Source records
========================

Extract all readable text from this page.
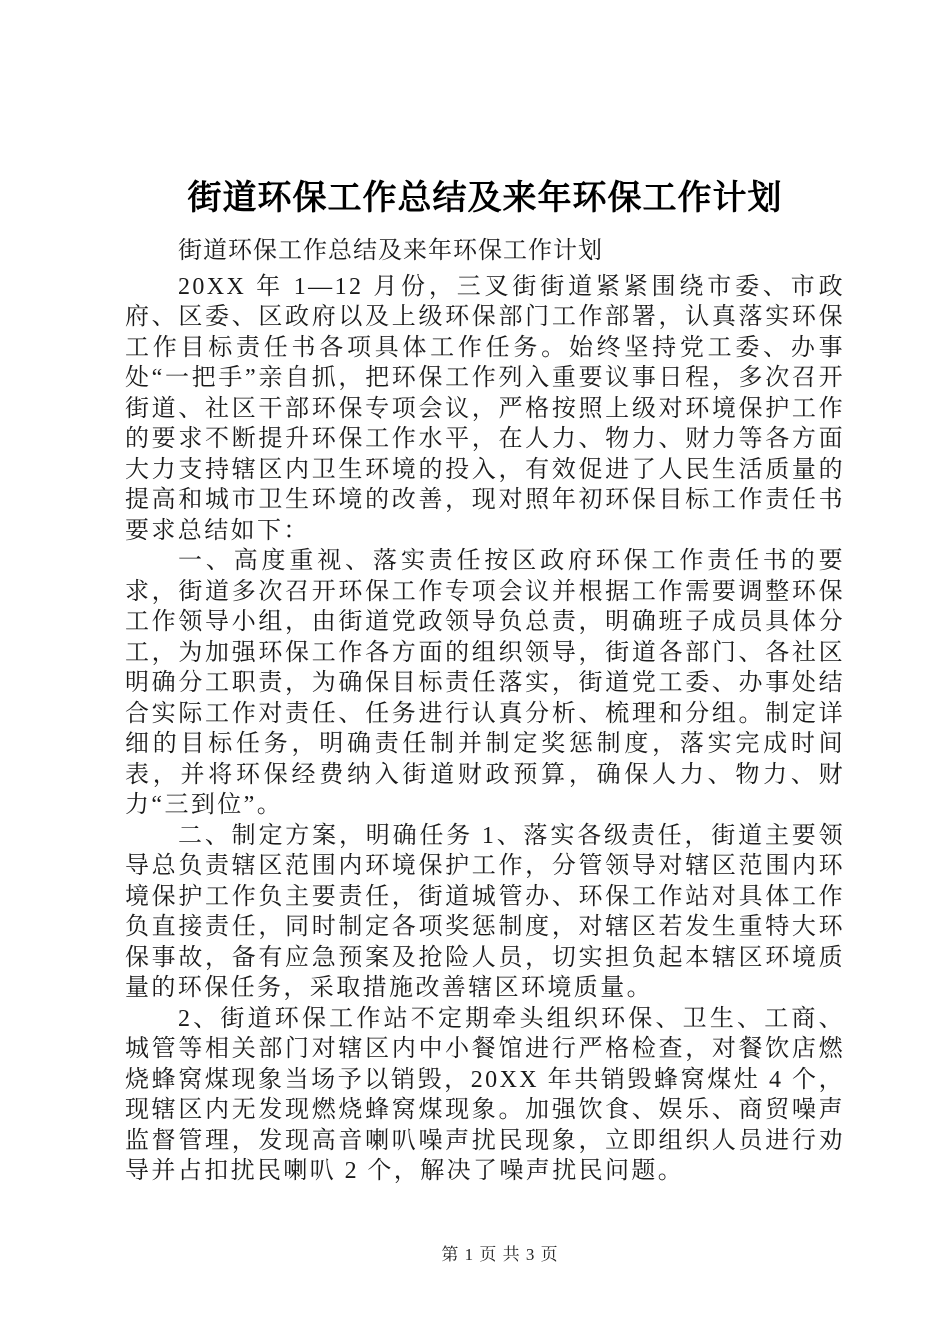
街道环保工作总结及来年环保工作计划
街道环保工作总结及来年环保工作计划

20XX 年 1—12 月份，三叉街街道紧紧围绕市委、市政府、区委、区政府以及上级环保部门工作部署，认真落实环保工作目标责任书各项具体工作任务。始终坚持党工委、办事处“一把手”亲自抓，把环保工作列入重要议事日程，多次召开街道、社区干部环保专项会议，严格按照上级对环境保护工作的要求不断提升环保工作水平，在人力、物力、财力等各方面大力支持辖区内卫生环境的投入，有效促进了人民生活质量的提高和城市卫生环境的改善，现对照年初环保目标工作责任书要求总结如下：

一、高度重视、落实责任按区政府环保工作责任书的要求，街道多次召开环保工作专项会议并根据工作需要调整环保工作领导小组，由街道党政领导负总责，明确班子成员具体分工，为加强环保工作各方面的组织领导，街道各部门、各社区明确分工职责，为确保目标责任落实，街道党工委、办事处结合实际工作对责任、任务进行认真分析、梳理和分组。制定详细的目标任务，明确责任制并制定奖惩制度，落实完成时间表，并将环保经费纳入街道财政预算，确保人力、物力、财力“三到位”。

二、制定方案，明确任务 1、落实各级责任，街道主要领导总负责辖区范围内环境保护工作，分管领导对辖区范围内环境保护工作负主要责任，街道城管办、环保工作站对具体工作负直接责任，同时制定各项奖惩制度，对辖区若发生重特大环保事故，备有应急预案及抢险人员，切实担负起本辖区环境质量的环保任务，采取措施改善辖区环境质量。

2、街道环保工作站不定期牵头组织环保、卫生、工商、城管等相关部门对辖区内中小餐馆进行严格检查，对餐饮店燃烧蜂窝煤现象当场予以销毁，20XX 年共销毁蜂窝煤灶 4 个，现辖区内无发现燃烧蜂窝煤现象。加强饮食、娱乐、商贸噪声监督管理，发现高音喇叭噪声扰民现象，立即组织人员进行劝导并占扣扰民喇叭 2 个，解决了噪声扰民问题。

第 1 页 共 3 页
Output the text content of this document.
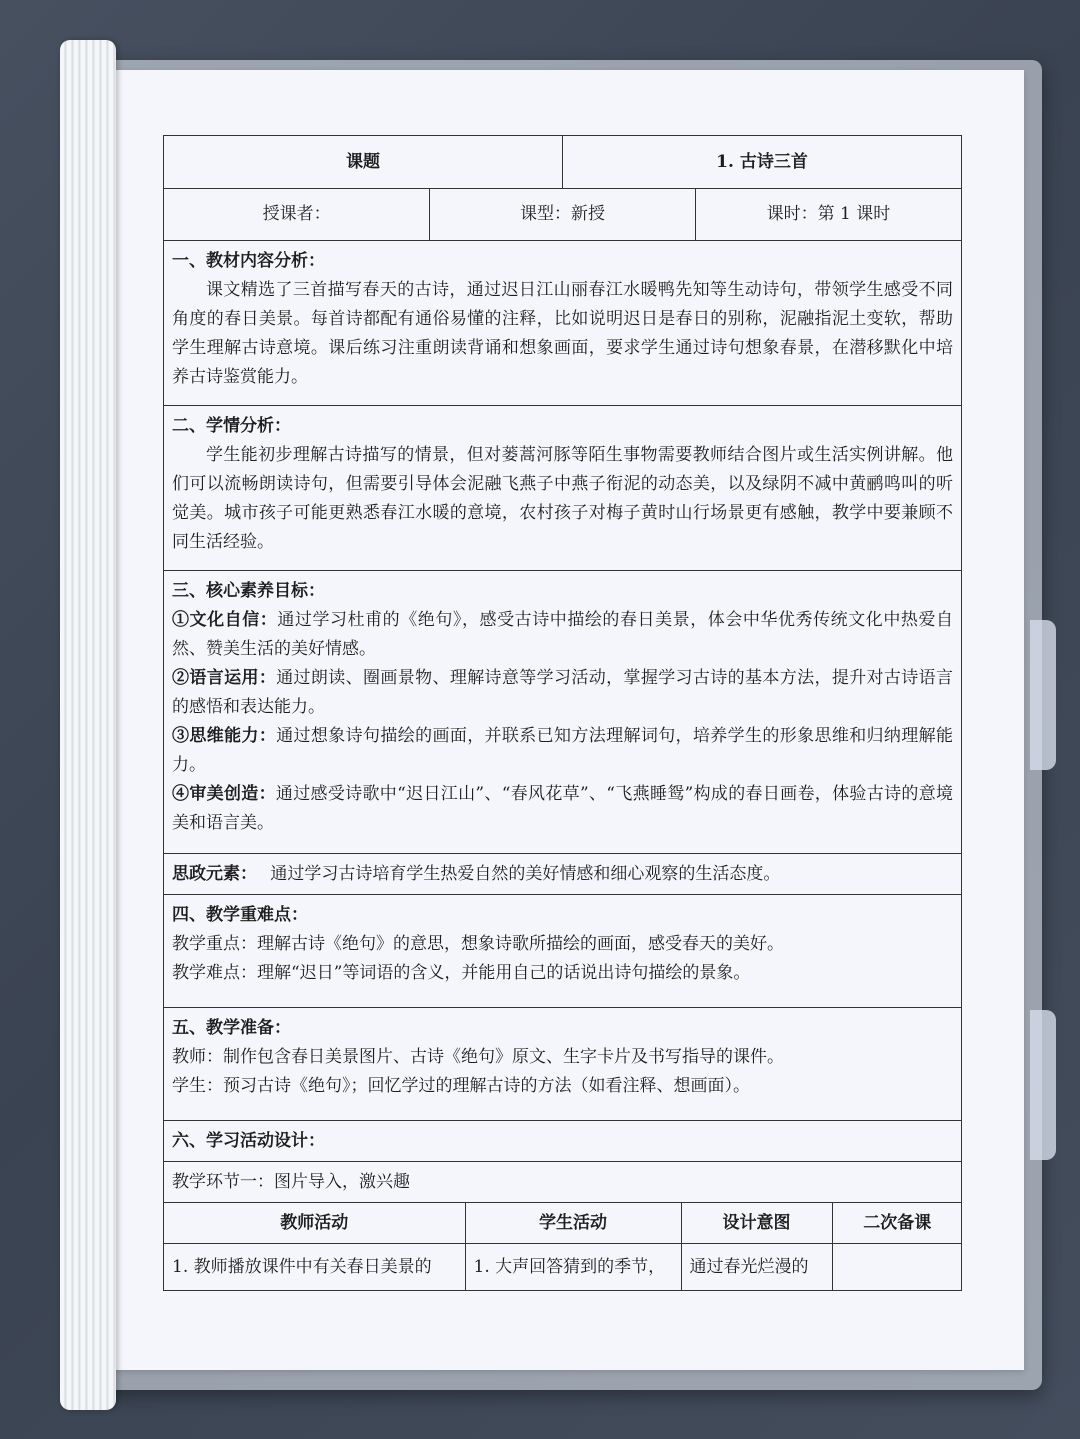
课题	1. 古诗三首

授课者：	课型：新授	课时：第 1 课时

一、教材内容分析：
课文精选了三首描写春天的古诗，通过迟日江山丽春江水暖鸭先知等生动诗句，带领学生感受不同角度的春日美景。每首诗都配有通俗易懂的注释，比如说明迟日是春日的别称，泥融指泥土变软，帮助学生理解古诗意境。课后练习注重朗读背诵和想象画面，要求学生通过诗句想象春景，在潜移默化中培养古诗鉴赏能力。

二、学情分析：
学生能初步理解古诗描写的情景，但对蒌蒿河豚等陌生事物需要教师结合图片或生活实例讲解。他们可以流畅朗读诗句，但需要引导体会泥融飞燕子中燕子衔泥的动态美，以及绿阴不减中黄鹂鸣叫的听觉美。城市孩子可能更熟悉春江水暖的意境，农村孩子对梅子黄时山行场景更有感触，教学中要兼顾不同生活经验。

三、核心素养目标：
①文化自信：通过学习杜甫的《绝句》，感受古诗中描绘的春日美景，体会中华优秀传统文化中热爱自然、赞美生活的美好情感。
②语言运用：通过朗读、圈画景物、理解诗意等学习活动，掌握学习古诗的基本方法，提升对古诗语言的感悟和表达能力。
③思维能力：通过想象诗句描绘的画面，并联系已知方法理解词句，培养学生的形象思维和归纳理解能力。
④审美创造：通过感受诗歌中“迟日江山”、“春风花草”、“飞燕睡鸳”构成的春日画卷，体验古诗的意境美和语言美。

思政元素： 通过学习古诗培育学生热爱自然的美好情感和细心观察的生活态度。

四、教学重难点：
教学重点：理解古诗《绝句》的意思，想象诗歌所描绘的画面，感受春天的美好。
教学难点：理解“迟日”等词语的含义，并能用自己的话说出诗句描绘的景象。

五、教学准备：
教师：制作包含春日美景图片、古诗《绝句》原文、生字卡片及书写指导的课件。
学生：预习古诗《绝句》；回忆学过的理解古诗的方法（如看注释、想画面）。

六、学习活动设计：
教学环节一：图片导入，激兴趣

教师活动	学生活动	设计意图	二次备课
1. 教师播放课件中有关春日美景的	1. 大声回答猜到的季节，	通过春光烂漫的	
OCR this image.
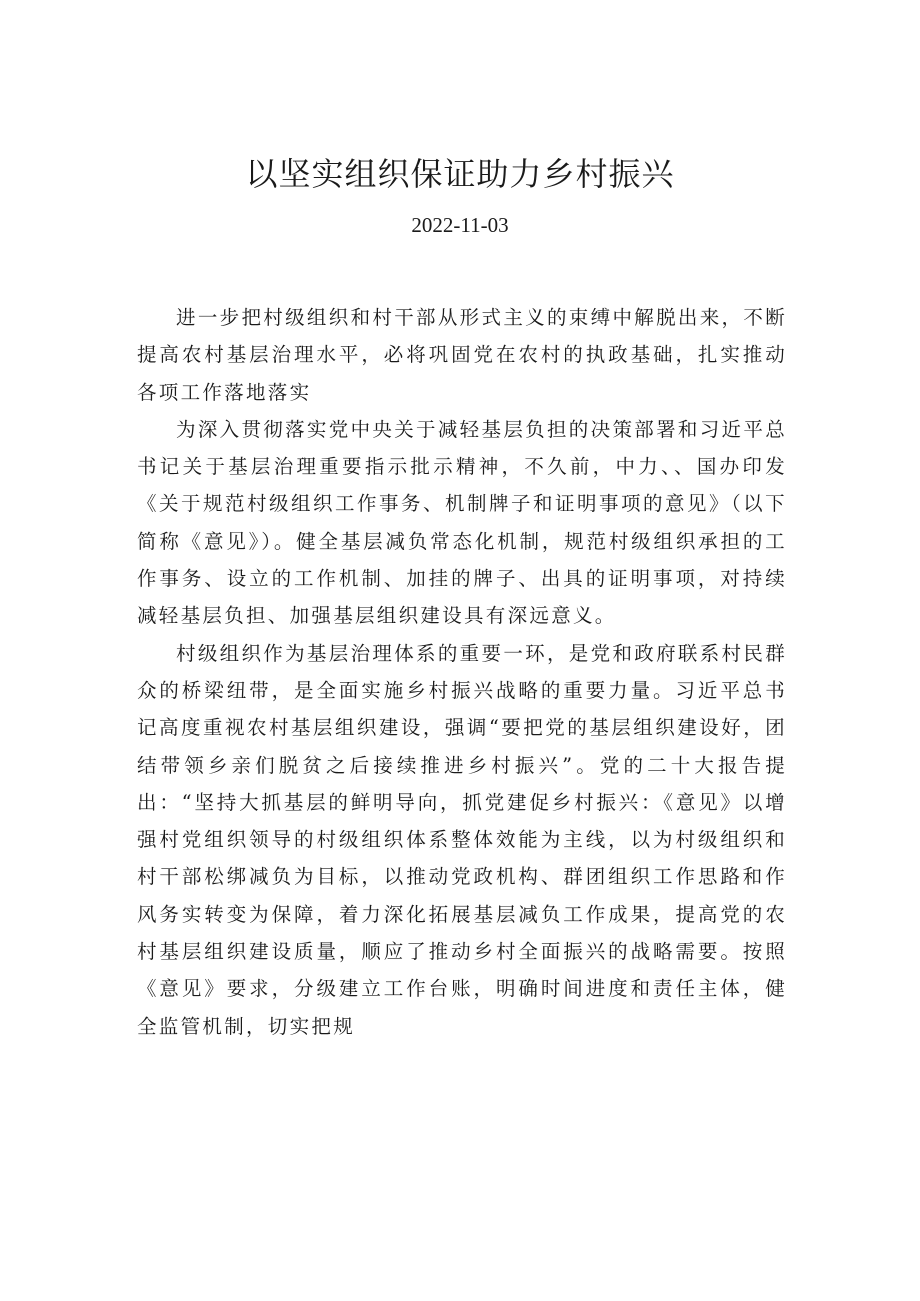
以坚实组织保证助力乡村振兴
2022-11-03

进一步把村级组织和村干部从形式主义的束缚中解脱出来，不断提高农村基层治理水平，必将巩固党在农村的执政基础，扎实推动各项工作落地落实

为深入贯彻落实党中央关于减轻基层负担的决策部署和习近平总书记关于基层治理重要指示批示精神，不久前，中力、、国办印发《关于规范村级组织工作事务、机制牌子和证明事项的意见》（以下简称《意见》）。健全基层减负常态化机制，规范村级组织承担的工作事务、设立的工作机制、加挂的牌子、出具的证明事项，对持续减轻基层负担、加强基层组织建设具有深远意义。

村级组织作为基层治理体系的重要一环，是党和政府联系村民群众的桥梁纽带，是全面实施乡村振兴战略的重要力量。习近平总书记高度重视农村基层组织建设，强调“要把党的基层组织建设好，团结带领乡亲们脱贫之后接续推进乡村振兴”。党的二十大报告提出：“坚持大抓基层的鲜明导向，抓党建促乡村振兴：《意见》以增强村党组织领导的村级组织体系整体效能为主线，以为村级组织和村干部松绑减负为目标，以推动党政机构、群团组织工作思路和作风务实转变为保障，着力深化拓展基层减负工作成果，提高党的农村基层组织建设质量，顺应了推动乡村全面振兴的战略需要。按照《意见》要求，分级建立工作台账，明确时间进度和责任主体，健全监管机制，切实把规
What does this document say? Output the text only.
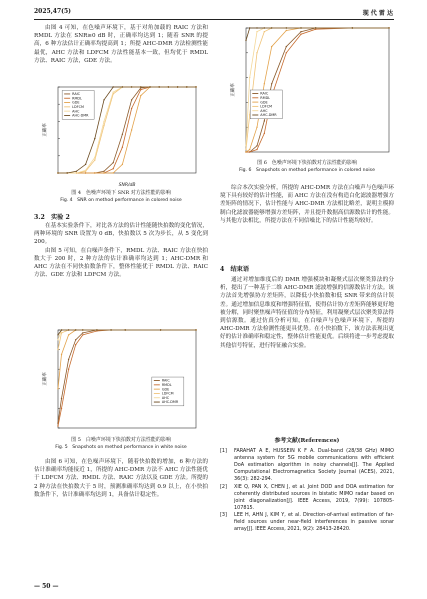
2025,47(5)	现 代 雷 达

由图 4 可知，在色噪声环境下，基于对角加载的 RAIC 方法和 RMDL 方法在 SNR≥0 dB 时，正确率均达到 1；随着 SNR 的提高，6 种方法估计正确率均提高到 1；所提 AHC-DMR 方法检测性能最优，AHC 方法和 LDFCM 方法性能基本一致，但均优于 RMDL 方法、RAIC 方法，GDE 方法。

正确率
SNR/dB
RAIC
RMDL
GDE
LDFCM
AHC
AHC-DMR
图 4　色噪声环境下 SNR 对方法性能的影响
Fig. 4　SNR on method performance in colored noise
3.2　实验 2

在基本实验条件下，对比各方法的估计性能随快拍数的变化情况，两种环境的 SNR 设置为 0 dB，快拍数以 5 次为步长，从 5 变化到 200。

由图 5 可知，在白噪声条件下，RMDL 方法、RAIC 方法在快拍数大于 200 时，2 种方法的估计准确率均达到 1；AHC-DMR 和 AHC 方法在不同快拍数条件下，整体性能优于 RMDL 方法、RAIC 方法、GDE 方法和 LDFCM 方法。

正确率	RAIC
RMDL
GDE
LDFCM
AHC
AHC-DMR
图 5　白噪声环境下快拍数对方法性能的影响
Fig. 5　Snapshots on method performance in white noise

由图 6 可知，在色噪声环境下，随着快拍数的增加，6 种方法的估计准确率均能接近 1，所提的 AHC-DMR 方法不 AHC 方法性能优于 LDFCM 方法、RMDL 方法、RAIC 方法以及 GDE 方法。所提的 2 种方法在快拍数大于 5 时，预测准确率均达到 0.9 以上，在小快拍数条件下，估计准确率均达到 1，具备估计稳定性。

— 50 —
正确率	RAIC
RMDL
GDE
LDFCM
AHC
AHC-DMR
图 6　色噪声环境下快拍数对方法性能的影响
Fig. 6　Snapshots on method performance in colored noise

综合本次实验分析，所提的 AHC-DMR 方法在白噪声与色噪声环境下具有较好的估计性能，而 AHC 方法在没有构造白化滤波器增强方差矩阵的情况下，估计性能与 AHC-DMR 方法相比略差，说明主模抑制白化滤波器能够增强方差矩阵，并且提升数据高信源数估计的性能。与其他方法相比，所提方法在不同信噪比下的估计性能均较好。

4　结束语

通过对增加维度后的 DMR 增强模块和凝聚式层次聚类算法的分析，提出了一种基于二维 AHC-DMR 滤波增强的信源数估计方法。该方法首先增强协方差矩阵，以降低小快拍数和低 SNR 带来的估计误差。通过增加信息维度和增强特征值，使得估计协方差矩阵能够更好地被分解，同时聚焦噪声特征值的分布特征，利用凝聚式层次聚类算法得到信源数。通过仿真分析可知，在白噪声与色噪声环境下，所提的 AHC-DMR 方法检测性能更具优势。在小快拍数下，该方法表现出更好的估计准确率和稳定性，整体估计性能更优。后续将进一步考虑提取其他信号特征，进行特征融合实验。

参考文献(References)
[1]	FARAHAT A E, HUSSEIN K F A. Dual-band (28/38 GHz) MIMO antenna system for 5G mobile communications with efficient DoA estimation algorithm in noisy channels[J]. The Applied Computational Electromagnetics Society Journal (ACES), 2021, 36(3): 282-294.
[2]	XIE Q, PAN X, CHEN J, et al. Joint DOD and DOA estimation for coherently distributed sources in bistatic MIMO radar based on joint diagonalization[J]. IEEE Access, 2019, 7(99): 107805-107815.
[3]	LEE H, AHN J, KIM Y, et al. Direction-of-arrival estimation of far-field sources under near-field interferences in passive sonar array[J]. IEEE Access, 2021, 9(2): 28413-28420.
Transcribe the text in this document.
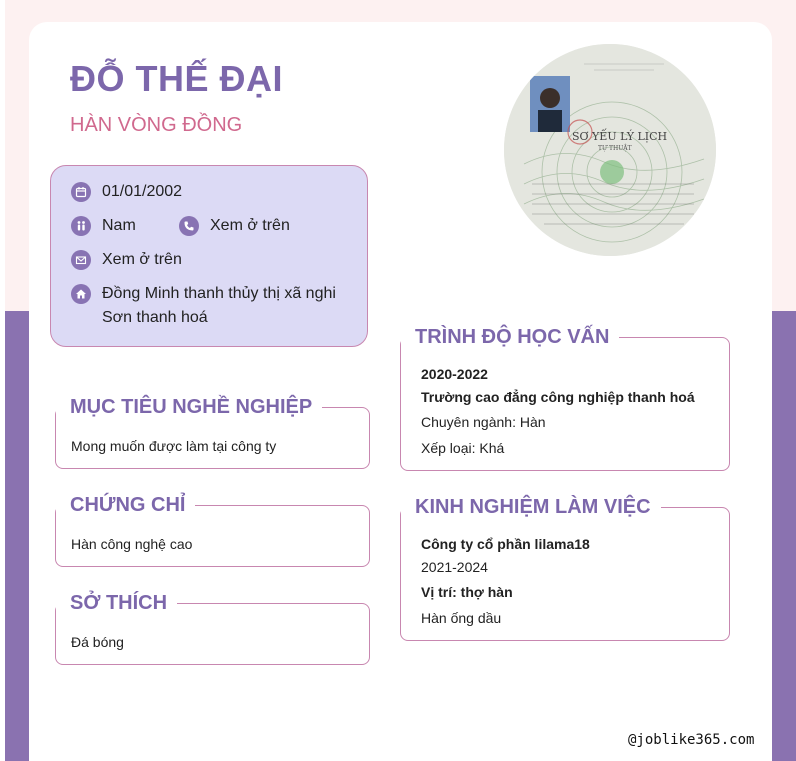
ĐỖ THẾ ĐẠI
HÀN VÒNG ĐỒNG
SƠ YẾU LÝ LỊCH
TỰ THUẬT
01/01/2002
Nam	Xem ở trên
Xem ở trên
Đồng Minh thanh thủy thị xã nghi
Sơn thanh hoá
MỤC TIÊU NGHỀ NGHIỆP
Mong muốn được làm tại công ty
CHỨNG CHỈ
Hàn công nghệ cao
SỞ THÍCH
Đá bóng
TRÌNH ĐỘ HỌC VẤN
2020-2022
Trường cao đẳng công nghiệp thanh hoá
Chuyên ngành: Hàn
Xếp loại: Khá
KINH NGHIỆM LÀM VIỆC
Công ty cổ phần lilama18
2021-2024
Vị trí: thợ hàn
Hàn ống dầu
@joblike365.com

========================

Identify every line holding the word "Snapshots" and copy it out.

Fig. 5　Snapshots on method performance in white noise
Fig. 6　Snapshots on method performance in colored noise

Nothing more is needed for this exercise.